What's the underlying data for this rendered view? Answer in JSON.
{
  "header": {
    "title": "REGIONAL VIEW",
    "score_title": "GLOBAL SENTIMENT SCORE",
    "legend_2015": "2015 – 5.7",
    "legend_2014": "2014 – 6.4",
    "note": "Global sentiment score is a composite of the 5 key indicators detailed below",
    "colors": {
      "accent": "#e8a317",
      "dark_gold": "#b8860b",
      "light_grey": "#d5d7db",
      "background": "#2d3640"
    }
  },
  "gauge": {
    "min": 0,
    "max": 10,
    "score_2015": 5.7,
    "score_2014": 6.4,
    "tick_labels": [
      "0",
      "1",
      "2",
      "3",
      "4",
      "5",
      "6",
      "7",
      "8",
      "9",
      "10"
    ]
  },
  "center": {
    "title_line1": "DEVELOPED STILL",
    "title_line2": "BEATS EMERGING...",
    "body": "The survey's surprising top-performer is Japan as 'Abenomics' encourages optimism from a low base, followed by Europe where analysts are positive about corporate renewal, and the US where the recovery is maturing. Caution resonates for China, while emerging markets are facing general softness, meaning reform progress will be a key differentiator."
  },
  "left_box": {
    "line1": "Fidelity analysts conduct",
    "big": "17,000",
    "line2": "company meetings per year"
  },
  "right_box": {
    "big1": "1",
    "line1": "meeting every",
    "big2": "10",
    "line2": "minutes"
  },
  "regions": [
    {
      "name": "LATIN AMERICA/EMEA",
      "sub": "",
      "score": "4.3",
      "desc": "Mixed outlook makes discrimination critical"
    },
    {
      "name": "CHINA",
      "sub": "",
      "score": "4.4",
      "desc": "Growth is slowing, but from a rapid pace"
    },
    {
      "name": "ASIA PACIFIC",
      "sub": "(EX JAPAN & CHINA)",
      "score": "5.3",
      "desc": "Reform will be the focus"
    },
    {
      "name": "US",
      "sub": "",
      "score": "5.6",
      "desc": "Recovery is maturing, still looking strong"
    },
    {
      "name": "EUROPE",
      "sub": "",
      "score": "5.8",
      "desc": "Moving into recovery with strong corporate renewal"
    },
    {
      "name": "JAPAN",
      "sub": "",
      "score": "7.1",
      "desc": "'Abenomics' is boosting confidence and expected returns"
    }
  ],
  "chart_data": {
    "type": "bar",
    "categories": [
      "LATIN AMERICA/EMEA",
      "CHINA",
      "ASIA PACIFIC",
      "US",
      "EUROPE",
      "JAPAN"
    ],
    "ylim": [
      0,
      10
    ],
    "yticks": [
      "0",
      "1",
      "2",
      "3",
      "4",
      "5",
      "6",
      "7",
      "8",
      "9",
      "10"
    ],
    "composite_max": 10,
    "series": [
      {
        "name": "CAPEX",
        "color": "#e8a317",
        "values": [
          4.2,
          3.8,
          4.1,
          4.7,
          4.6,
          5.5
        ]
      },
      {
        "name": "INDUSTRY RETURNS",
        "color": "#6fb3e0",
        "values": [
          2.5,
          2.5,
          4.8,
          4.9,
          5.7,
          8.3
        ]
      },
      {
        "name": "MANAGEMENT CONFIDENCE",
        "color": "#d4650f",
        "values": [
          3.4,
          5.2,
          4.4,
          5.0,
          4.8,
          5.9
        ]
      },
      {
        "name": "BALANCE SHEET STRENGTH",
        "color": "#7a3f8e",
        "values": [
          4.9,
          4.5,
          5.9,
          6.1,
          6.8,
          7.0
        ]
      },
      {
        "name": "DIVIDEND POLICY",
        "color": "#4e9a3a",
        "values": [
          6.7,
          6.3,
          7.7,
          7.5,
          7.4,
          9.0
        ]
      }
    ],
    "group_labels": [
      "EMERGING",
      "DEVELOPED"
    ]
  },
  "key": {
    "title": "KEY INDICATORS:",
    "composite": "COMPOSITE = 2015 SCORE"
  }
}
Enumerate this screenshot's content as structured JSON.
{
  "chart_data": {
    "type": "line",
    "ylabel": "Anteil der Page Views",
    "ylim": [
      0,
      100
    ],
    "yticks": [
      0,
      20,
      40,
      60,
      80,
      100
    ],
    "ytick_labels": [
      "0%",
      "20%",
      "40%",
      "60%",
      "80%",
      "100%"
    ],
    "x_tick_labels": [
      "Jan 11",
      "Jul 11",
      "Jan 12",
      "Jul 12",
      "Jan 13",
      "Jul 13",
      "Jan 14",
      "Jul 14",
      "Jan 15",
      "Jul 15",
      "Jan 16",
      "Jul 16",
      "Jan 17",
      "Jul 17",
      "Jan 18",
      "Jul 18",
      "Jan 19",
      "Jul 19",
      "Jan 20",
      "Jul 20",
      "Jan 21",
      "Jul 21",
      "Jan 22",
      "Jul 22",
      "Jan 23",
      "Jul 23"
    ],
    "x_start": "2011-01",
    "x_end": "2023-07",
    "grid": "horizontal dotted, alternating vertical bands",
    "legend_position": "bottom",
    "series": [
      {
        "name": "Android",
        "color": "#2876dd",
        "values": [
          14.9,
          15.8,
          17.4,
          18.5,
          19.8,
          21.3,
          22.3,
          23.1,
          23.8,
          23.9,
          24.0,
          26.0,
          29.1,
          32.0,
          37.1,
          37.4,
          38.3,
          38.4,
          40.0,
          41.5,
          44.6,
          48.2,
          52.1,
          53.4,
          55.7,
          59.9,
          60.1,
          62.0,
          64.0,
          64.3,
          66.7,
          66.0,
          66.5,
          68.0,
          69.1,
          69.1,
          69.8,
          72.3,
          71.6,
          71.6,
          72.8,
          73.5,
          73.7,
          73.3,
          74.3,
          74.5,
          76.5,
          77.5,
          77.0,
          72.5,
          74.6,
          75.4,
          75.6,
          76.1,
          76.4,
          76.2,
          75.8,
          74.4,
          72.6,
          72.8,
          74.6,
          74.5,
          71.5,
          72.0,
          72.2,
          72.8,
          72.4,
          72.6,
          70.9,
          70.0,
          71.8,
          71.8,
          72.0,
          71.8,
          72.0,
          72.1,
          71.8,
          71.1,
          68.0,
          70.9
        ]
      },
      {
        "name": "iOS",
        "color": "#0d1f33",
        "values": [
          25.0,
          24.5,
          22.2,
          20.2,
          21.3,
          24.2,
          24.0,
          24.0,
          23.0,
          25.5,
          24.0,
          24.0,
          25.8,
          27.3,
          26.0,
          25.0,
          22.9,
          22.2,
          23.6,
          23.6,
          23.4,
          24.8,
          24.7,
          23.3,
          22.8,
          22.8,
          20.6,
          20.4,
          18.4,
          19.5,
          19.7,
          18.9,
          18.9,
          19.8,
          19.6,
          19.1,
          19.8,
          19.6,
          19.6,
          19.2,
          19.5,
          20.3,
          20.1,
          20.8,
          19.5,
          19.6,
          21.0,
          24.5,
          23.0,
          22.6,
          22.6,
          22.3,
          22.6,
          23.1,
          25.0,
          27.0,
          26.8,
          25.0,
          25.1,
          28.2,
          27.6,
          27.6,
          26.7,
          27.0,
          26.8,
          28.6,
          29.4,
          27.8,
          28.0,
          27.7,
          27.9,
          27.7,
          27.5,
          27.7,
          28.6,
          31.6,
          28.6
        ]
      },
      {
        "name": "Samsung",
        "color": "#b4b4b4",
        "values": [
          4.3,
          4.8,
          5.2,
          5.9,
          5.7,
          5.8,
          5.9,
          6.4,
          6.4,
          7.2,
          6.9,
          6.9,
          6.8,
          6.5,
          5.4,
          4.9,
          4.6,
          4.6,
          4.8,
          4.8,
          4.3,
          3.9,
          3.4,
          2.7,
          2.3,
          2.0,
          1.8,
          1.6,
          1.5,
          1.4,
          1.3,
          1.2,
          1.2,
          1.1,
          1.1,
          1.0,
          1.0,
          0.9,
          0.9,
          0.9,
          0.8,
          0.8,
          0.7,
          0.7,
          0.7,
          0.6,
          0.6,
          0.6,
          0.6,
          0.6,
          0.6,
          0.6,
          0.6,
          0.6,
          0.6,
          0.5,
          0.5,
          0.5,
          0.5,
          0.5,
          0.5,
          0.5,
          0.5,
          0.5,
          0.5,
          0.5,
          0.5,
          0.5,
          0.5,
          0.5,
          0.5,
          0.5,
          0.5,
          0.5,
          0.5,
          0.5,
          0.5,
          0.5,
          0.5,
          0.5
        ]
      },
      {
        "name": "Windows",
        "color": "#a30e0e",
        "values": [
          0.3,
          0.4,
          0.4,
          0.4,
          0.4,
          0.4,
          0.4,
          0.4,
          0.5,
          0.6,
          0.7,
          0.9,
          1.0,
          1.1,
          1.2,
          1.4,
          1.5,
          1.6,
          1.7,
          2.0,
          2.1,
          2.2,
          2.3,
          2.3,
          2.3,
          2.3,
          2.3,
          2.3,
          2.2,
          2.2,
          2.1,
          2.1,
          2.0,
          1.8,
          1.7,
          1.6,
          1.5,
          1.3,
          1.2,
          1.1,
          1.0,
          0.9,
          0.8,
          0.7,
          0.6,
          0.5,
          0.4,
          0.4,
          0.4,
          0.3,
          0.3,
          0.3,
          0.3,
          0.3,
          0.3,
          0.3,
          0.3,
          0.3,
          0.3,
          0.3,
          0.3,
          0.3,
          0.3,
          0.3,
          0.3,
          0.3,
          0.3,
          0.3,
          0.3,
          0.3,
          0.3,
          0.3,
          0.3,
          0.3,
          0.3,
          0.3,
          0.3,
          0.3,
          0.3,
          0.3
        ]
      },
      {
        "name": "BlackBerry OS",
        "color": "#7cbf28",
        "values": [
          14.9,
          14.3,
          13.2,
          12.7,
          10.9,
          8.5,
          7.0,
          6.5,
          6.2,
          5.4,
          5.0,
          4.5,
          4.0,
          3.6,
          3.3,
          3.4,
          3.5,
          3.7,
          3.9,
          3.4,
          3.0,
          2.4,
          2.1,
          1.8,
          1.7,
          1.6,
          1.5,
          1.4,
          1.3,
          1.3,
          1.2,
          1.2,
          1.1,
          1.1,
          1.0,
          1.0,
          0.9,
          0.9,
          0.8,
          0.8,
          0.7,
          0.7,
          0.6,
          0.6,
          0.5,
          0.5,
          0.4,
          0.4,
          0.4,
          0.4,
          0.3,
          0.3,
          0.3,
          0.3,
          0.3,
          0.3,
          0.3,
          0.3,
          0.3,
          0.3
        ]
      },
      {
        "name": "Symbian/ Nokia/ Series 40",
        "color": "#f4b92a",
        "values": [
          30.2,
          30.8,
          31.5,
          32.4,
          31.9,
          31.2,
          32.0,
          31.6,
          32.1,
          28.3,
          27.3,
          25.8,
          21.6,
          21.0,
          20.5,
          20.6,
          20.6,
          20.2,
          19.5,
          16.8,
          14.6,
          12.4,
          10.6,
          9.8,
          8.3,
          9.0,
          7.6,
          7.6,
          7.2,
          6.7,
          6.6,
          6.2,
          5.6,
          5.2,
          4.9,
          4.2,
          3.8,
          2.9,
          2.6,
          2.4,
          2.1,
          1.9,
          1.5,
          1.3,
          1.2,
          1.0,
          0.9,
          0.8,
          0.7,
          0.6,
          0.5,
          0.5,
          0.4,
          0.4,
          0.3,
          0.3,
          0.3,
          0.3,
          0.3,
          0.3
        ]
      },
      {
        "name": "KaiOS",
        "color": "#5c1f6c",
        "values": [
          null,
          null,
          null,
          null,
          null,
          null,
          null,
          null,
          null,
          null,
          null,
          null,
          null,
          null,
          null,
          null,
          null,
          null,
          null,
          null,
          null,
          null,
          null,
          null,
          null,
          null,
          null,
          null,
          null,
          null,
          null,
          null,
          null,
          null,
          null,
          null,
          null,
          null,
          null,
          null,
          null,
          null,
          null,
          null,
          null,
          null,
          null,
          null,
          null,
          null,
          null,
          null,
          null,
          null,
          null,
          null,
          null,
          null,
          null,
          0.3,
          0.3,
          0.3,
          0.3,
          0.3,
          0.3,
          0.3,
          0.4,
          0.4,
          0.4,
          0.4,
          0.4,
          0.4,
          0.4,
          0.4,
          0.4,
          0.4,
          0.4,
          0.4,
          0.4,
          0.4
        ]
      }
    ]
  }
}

## Instructions to follow
Only a number is needed: how many lines of the material above contain "AMERICA"?

## Exercise result
2